--- EXCERPTED RECORDS ---
··········

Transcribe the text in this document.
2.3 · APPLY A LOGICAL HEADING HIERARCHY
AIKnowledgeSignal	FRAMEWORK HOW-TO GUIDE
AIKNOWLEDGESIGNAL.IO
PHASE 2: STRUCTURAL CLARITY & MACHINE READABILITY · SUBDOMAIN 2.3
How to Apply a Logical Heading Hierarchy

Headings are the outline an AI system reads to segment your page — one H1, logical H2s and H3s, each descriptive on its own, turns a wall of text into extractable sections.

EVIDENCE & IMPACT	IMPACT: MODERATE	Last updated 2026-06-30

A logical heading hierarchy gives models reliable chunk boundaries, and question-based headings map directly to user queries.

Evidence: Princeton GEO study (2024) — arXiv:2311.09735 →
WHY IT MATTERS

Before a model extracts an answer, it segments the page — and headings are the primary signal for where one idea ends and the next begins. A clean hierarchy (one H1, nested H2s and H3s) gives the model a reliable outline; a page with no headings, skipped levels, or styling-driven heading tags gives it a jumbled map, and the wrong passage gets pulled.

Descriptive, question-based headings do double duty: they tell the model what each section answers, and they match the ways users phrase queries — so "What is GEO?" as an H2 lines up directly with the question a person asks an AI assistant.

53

··········

--- REQUIREMENTS ---
Select every line of the material above holding the word "queries" and copy it.

--- WORKED ANSWER ---
A logical heading hierarchy gives models reliable chunk boundaries, and question-based headings map directly to user queries.
Descriptive, question-based headings do double duty: they tell the model what each section answers, and they match the ways users phrase queries — so "What is GEO?" as an H2 lines up directly with the question a person asks an AI assistant.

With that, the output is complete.